------ Data for this task
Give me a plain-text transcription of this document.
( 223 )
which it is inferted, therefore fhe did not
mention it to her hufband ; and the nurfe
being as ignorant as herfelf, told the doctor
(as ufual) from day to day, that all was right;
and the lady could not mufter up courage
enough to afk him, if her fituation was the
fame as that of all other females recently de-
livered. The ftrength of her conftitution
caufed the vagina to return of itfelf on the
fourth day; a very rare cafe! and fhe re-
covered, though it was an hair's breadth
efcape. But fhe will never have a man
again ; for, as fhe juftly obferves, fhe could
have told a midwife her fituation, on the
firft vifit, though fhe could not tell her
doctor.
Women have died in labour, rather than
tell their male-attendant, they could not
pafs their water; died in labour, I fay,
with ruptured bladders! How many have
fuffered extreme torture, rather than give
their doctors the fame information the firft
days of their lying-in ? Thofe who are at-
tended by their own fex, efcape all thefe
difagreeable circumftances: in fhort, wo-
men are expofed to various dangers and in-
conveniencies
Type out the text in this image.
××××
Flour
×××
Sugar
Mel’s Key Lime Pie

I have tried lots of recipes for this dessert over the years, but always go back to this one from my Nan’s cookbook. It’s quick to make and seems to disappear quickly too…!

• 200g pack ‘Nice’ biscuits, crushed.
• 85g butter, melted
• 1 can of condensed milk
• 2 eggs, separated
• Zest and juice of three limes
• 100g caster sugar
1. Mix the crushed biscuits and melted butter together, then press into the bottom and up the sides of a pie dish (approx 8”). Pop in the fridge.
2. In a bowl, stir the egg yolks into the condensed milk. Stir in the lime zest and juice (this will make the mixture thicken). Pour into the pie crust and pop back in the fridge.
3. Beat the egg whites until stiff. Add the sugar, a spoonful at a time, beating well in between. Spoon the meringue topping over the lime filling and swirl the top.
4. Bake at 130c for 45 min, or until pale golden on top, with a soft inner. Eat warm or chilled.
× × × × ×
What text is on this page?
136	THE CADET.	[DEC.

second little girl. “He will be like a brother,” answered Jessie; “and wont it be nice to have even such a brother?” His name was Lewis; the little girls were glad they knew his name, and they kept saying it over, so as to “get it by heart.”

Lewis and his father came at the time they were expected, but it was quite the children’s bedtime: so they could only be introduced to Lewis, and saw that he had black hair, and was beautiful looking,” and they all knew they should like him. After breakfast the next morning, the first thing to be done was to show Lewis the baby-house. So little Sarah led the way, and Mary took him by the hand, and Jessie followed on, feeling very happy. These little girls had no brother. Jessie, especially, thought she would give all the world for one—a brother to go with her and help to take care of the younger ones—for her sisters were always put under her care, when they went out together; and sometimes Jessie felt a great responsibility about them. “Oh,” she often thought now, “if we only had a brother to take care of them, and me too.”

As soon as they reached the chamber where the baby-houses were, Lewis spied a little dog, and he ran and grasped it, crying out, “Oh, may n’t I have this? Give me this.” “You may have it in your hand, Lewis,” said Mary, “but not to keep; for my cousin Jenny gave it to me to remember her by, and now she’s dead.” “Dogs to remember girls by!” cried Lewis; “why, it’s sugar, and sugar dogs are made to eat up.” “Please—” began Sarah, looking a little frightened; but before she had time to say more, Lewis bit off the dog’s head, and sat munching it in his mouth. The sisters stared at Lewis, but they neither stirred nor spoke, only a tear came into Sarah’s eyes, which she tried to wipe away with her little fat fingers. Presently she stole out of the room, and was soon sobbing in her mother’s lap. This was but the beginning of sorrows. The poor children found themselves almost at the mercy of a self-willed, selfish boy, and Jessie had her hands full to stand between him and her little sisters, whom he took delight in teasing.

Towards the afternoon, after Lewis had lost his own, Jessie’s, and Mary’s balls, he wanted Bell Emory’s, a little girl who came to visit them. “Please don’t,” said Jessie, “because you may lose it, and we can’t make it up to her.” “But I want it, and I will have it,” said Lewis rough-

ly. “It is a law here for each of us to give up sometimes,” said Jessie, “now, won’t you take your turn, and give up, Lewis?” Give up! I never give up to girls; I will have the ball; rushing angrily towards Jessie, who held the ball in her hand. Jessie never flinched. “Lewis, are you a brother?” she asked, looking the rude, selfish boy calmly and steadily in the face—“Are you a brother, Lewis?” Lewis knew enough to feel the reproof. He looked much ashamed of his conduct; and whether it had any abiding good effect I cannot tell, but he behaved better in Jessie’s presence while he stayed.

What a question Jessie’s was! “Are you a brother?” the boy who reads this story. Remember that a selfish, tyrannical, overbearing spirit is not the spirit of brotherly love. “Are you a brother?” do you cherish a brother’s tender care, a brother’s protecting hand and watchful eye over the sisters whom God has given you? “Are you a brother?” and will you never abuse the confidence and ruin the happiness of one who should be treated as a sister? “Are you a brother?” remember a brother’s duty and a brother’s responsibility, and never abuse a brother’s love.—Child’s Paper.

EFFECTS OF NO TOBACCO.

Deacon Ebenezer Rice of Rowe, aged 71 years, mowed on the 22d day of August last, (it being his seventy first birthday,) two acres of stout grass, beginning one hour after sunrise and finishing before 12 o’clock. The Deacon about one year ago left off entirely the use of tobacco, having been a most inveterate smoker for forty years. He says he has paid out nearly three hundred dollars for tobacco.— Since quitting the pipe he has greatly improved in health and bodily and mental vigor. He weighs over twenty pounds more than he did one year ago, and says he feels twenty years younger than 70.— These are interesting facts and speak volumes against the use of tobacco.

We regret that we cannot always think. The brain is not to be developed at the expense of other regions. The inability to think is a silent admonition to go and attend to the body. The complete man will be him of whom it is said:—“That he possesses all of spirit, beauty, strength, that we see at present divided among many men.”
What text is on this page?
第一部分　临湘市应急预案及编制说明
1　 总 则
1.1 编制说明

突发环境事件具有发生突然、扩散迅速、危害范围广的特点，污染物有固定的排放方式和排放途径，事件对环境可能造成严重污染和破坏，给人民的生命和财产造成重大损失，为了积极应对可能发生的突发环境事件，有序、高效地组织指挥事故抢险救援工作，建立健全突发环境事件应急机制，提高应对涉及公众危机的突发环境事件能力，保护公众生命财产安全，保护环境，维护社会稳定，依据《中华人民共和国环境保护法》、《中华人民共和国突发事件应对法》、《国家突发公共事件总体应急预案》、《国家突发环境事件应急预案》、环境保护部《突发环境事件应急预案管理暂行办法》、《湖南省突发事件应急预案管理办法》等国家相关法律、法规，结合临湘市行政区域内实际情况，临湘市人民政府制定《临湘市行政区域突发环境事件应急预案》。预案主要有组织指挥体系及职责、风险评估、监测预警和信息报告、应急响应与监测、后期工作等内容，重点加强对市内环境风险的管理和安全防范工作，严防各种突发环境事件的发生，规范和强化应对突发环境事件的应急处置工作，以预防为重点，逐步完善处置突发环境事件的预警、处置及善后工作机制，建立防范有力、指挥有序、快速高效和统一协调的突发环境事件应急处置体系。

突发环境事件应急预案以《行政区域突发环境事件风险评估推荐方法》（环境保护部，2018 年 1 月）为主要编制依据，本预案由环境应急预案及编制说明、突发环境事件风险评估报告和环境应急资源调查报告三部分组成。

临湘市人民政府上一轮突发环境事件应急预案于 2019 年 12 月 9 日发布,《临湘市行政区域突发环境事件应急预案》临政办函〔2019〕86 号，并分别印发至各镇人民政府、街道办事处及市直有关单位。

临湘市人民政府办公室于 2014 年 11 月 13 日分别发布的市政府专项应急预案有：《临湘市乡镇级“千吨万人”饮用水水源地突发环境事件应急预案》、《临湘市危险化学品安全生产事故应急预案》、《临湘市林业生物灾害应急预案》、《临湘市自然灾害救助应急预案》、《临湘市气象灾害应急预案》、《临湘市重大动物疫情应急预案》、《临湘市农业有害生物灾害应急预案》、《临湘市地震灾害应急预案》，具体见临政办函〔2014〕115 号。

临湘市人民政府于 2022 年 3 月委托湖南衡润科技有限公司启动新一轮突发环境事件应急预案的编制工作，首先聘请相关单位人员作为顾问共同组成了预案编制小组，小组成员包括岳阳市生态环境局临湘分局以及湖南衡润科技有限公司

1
------------
* **Work required**:
Copy out all lines above that include the string "text".

* **Result for this exercise**:
Give me a plain-text transcription of this document.
Type out the text in this image.
What text is on this page?
What text is on this page?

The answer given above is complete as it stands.